> Data excerpts

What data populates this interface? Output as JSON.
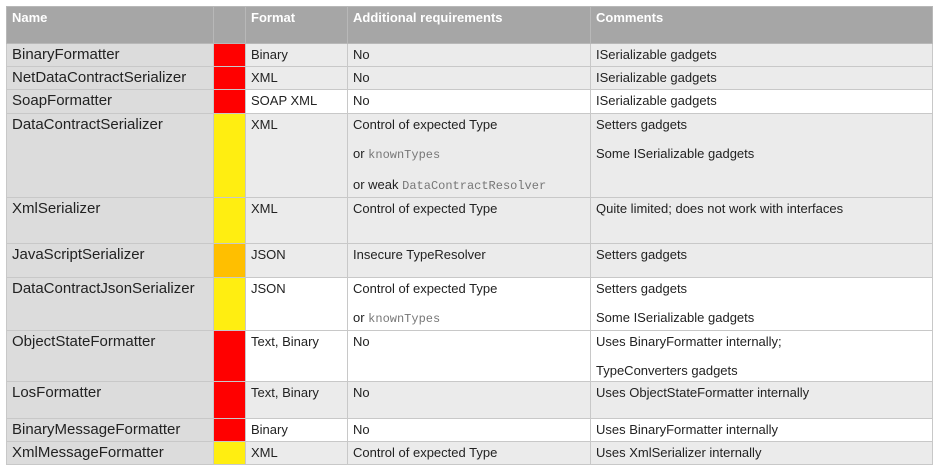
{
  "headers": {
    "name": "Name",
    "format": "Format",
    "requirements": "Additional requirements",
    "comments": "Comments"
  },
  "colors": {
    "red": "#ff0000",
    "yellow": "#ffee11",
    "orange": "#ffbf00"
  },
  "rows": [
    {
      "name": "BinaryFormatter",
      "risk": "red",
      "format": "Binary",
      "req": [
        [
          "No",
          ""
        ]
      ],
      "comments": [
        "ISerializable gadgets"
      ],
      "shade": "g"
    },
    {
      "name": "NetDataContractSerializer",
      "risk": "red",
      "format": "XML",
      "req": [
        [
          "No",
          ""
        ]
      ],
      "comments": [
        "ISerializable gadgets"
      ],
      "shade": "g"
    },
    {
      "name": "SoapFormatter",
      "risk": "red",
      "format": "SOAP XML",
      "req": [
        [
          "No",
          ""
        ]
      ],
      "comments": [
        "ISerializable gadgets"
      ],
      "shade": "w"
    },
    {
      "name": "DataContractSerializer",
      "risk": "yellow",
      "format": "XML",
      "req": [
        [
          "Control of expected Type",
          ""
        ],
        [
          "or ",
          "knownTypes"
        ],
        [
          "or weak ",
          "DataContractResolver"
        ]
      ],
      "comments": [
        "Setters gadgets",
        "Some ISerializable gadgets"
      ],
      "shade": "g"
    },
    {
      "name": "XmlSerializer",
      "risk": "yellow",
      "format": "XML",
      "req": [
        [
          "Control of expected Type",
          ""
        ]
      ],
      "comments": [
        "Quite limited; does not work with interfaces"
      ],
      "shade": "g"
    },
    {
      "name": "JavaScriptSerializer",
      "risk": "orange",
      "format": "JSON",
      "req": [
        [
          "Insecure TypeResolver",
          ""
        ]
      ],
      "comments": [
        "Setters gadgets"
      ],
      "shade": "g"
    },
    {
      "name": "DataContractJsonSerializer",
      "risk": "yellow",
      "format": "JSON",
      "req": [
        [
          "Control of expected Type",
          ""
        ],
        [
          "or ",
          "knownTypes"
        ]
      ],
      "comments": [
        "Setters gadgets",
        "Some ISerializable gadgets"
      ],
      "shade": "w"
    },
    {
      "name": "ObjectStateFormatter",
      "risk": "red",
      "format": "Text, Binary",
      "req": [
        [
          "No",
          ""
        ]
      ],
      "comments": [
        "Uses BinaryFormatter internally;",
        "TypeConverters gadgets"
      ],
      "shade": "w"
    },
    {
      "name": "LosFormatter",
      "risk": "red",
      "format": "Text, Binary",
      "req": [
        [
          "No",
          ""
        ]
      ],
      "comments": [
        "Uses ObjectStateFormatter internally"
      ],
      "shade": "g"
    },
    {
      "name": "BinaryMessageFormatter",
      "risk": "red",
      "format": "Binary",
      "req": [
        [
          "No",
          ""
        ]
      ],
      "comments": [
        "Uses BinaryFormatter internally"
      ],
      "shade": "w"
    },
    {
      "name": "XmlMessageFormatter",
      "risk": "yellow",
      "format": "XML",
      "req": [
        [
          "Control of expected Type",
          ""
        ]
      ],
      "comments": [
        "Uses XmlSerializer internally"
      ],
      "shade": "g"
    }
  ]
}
==
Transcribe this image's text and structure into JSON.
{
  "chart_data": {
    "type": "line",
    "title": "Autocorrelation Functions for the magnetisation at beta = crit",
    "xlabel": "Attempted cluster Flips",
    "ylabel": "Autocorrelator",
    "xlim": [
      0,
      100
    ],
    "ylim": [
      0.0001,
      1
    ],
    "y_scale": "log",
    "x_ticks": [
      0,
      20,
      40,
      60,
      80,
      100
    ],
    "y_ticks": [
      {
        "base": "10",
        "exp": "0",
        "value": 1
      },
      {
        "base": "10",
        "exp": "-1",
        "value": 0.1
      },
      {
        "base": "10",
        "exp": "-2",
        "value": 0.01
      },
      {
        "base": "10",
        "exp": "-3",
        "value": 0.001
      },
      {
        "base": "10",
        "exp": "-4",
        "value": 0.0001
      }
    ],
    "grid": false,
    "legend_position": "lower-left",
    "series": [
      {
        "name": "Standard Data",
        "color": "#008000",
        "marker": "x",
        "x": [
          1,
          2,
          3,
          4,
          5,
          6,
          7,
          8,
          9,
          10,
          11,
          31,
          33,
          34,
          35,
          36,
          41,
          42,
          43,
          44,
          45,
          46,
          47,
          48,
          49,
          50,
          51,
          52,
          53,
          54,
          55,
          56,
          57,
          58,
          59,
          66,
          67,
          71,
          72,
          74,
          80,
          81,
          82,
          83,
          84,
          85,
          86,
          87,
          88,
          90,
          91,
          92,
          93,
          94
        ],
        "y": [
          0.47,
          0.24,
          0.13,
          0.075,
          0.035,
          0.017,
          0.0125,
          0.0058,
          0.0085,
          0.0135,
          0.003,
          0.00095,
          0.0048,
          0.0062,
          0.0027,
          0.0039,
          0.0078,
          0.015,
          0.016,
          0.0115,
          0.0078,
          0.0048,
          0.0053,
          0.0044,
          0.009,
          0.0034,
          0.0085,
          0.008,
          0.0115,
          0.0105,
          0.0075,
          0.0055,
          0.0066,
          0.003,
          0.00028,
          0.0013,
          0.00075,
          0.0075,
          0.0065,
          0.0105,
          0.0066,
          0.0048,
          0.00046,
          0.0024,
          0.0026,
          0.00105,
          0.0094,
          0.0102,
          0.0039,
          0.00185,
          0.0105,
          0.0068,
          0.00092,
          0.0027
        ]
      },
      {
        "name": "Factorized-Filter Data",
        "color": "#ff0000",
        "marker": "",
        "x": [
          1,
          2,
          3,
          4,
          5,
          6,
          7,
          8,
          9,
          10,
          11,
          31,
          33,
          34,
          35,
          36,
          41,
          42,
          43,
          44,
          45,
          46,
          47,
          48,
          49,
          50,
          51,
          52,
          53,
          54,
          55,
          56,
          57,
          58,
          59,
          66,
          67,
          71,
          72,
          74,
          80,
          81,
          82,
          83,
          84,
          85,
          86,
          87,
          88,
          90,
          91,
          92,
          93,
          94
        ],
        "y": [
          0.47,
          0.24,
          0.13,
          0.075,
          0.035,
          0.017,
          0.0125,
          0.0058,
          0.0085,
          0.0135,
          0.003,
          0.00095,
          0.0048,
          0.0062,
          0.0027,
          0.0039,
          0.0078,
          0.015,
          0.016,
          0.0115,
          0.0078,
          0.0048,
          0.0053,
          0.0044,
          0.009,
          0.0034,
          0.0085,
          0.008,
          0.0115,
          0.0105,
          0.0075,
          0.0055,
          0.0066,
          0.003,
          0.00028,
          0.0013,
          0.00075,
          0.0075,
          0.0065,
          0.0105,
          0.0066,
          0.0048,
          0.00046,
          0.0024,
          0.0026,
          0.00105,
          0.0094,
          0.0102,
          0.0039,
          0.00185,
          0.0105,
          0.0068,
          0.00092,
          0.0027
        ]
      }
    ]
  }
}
...
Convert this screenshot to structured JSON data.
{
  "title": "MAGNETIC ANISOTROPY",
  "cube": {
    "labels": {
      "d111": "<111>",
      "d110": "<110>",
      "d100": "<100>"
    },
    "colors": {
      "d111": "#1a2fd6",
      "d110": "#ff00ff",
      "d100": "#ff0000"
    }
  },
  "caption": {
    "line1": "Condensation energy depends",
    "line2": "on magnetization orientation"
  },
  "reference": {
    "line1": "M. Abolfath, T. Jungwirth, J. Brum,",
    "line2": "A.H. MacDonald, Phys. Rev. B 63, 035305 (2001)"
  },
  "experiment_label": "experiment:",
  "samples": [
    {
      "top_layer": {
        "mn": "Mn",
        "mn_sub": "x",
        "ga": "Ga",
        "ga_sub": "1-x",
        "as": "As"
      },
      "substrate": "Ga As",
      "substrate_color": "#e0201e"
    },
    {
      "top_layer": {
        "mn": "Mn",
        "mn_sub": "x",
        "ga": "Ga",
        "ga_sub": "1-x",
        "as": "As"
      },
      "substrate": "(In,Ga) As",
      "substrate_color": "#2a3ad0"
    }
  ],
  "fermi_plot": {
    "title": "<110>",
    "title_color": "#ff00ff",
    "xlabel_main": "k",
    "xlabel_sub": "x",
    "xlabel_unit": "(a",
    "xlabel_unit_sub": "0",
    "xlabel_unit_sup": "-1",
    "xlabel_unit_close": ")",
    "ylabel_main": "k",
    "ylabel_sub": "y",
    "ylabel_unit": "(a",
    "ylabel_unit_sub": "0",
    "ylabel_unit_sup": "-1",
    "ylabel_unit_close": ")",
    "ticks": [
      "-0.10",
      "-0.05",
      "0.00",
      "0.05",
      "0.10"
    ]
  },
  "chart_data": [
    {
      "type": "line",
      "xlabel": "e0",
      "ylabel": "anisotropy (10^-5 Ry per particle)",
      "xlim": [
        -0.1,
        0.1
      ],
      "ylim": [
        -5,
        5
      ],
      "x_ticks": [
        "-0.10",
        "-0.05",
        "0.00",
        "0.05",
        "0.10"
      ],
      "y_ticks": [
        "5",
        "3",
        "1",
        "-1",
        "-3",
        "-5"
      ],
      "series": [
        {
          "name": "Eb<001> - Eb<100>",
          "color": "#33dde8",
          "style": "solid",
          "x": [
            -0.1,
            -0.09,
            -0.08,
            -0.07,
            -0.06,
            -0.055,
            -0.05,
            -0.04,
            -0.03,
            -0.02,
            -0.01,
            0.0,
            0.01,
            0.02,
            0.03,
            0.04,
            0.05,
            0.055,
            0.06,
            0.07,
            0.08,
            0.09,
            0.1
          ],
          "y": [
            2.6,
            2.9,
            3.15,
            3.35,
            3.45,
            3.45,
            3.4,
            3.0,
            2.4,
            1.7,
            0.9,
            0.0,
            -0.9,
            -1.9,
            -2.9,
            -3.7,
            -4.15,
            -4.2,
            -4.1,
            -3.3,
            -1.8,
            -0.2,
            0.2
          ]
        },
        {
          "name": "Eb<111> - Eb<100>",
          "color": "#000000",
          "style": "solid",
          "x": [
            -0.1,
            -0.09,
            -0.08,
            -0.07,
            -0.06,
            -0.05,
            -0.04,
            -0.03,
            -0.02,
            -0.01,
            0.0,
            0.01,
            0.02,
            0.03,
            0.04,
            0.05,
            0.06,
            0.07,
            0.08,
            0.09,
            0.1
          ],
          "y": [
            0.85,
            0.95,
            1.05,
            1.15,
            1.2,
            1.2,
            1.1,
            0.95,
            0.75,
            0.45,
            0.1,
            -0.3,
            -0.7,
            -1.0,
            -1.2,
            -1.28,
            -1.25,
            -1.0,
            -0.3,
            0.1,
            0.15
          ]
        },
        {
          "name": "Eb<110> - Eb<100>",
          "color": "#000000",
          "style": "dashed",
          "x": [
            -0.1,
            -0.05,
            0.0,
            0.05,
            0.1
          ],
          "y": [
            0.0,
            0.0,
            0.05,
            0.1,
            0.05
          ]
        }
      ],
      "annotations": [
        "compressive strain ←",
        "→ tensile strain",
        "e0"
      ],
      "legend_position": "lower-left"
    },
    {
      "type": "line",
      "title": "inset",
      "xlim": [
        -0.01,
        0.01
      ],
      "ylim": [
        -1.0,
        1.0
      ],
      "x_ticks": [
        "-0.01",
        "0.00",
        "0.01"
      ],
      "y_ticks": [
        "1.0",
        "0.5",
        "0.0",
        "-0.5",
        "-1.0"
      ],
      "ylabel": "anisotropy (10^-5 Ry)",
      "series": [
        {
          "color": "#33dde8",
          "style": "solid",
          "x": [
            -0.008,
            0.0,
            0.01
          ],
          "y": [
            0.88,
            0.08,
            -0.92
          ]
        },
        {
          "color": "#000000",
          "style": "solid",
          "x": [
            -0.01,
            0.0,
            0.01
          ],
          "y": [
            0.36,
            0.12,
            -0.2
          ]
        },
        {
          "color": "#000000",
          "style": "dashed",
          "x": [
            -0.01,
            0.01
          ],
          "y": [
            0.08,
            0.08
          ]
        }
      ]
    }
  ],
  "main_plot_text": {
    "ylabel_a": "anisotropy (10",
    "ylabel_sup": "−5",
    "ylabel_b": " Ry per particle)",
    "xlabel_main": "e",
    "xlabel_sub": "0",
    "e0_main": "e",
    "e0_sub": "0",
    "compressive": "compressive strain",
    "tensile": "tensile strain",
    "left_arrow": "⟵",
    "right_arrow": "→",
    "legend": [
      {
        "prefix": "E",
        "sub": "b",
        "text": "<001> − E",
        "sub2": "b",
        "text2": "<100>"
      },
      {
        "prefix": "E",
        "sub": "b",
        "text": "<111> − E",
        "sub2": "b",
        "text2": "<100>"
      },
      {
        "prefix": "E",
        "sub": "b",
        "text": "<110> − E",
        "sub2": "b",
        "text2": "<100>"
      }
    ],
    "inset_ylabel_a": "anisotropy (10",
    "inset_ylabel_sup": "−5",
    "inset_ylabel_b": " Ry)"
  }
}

> Exercise prompt
Using the records above, find and show each line with the string "compressive".

> Answer to this exercise
        "compressive strain ←",
    "compressive": "compressive strain",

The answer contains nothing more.